Exercise goal =
Show every line in the records below that contains the word "Unionist".

-*-

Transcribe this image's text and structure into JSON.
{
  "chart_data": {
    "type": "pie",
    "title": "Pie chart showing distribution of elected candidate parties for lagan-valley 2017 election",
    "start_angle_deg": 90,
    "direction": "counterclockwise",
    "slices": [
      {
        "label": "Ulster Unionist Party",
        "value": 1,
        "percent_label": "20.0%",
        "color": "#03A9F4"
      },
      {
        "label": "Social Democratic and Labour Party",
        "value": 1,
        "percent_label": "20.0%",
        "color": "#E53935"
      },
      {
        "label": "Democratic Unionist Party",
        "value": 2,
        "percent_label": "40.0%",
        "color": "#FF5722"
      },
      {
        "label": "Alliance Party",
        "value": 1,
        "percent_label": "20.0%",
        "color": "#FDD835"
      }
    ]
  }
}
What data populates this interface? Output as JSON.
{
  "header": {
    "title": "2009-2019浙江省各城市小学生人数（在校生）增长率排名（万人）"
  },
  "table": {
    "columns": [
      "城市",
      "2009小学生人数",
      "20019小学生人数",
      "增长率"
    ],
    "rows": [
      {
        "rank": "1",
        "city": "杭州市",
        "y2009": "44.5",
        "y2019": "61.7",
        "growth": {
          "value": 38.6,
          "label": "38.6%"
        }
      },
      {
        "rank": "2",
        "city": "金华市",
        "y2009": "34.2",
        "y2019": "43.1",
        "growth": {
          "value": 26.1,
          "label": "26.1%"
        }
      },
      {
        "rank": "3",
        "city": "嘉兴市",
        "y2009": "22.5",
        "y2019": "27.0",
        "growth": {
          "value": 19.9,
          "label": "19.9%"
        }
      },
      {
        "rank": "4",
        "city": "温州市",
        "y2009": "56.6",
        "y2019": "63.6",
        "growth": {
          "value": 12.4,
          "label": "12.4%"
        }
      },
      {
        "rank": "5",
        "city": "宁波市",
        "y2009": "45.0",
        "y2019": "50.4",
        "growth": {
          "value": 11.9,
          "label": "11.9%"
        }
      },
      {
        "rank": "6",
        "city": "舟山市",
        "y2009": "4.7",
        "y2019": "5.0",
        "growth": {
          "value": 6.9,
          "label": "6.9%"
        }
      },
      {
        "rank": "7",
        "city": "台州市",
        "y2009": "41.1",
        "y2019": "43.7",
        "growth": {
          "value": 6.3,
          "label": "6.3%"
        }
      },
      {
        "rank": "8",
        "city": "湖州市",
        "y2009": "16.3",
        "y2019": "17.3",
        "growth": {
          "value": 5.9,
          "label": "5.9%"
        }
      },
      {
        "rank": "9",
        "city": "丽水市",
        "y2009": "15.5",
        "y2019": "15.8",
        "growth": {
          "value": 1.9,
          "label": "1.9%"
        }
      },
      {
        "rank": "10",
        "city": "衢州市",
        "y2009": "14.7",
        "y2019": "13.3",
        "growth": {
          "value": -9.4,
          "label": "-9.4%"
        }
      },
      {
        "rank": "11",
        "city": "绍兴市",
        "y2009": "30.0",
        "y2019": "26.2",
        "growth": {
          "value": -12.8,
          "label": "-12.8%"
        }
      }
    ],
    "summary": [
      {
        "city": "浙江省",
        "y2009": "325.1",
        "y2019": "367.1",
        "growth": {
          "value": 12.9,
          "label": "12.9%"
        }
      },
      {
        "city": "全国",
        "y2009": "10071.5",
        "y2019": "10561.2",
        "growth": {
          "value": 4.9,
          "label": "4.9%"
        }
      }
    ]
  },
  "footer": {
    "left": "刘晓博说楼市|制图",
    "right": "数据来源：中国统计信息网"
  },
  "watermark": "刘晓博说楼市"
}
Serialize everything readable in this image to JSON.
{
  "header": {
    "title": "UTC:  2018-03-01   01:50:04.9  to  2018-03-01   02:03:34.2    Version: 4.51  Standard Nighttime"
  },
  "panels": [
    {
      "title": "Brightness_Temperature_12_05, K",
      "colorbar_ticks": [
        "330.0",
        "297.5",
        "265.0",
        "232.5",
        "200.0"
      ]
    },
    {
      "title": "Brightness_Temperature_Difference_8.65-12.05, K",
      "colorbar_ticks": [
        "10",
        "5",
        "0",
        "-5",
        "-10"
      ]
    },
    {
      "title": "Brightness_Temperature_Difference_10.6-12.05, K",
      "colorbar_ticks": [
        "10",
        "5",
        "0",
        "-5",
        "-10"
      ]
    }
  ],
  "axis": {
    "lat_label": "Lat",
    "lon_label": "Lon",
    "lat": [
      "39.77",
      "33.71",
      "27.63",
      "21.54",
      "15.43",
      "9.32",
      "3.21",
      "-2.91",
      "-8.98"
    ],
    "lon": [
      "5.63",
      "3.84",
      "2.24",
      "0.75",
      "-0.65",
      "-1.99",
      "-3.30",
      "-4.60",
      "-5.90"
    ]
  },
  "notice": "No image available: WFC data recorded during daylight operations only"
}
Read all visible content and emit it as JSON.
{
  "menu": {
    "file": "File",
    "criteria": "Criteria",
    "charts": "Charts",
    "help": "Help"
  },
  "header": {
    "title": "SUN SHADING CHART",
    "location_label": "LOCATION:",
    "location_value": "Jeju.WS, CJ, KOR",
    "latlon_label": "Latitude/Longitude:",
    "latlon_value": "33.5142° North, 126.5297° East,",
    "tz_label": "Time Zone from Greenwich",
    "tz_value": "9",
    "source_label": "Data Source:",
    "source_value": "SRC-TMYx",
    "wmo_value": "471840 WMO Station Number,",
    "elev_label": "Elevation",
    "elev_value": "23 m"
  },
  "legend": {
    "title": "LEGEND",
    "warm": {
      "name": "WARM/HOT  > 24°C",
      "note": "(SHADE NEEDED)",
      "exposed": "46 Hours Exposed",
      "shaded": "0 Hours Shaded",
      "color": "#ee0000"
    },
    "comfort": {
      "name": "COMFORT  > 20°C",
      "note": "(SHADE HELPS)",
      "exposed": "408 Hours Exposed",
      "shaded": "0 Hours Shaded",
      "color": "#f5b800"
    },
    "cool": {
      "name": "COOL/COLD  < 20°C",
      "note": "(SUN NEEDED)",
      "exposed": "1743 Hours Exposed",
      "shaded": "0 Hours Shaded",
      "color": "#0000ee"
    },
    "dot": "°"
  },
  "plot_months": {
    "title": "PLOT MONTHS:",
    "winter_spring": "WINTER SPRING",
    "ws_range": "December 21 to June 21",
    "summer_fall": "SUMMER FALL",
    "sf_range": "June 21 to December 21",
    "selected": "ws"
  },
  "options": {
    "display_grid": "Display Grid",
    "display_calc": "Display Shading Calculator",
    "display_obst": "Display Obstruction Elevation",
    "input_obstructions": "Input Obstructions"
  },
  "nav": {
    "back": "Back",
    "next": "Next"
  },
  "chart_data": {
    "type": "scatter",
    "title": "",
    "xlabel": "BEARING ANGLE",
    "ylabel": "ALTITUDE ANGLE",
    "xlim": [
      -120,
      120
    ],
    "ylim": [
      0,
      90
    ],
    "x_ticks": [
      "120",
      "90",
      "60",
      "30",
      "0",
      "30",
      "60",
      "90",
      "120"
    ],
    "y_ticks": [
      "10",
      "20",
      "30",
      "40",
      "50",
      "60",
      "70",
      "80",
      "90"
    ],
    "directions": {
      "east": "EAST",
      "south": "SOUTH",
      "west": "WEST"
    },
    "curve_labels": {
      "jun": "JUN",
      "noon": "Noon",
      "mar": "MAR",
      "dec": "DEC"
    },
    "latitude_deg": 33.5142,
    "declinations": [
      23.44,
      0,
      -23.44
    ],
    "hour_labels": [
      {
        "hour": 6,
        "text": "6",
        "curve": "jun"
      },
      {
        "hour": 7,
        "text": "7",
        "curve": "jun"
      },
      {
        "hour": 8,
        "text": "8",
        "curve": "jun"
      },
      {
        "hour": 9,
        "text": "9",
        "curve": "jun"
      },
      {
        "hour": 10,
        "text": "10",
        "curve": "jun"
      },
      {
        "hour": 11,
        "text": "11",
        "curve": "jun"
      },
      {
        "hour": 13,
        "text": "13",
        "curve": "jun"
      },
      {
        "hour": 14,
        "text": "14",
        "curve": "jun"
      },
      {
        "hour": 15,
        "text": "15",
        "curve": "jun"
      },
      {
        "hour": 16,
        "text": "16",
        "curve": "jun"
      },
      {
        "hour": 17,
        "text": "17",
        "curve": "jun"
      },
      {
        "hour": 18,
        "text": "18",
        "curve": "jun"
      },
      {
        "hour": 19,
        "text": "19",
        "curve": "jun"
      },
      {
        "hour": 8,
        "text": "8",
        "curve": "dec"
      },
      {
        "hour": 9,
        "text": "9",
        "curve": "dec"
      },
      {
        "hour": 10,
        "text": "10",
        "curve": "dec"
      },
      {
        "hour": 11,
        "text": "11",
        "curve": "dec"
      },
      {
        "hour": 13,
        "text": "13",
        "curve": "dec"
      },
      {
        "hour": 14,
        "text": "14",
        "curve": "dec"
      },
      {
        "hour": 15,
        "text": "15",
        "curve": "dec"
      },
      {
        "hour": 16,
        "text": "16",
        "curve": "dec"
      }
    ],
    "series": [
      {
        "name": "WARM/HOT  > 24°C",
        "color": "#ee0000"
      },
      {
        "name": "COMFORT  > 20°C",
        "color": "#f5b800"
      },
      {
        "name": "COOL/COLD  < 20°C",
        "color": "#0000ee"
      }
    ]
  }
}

-*-

Response to this exercise =
        "label": "Ulster Unionist Party",
        "label": "Democratic Unionist Party",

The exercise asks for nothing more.